## WHAT TO WORK ON
Return all of the entries exactly, with nothing added or left out.

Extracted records
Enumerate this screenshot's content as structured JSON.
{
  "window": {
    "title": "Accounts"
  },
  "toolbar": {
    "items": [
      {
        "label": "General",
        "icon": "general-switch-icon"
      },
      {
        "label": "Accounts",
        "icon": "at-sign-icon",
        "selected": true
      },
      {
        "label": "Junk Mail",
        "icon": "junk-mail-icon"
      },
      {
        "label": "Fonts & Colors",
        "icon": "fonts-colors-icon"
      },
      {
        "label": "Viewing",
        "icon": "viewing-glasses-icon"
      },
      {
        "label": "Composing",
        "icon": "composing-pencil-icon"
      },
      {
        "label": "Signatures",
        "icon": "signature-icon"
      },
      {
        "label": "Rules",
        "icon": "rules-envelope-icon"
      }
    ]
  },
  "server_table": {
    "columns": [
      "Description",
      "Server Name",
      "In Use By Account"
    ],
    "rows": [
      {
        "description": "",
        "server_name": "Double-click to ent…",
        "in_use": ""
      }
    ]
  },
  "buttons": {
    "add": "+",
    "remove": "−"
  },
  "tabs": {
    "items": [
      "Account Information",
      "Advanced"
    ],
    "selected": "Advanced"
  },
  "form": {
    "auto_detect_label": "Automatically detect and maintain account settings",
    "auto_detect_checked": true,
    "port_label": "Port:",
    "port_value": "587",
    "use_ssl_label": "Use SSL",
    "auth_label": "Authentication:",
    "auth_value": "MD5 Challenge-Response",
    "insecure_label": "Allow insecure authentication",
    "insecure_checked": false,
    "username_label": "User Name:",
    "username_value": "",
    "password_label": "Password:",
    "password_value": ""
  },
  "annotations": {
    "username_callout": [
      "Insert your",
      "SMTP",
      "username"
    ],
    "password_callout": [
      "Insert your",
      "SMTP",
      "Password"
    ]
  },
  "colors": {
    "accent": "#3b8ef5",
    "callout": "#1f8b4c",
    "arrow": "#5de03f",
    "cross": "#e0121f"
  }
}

## SOLVED EXERCISE
Enumerate this screenshot's content as structured JSON.
{
  "window": {
    "title": "Accounts"
  },
  "toolbar": {
    "items": [
      {
        "label": "General",
        "icon": "general-switch-icon"
      },
      {
        "label": "Accounts",
        "icon": "at-sign-icon",
        "selected": true
      },
      {
        "label": "Junk Mail",
        "icon": "junk-mail-icon"
      },
      {
        "label": "Fonts & Colors",
        "icon": "fonts-colors-icon"
      },
      {
        "label": "Viewing",
        "icon": "viewing-glasses-icon"
      },
      {
        "label": "Composing",
        "icon": "composing-pencil-icon"
      },
      {
        "label": "Signatures",
        "icon": "signature-icon"
      },
      {
        "label": "Rules",
        "icon": "rules-envelope-icon"
      }
    ]
  },
  "server_table": {
    "columns": [
      "Description",
      "Server Name",
      "In Use By Account"
    ],
    "rows": [
      {
        "description": "",
        "server_name": "Double-click to ent…",
        "in_use": ""
      }
    ]
  },
  "buttons": {
    "add": "+",
    "remove": "−"
  },
  "tabs": {
    "items": [
      "Account Information",
      "Advanced"
    ],
    "selected": "Advanced"
  },
  "form": {
    "auto_detect_label": "Automatically detect and maintain account settings",
    "auto_detect_checked": true,
    "port_label": "Port:",
    "port_value": "587",
    "use_ssl_label": "Use SSL",
    "auth_label": "Authentication:",
    "auth_value": "MD5 Challenge-Response",
    "insecure_label": "Allow insecure authentication",
    "insecure_checked": false,
    "username_label": "User Name:",
    "username_value": "",
    "password_label": "Password:",
    "password_value": ""
  },
  "annotations": {
    "username_callout": [
      "Insert your",
      "SMTP",
      "username"
    ],
    "password_callout": [
      "Insert your",
      "SMTP",
      "Password"
    ]
  },
  "colors": {
    "accent": "#3b8ef5",
    "callout": "#1f8b4c",
    "arrow": "#5de03f",
    "cross": "#e0121f"
  }
}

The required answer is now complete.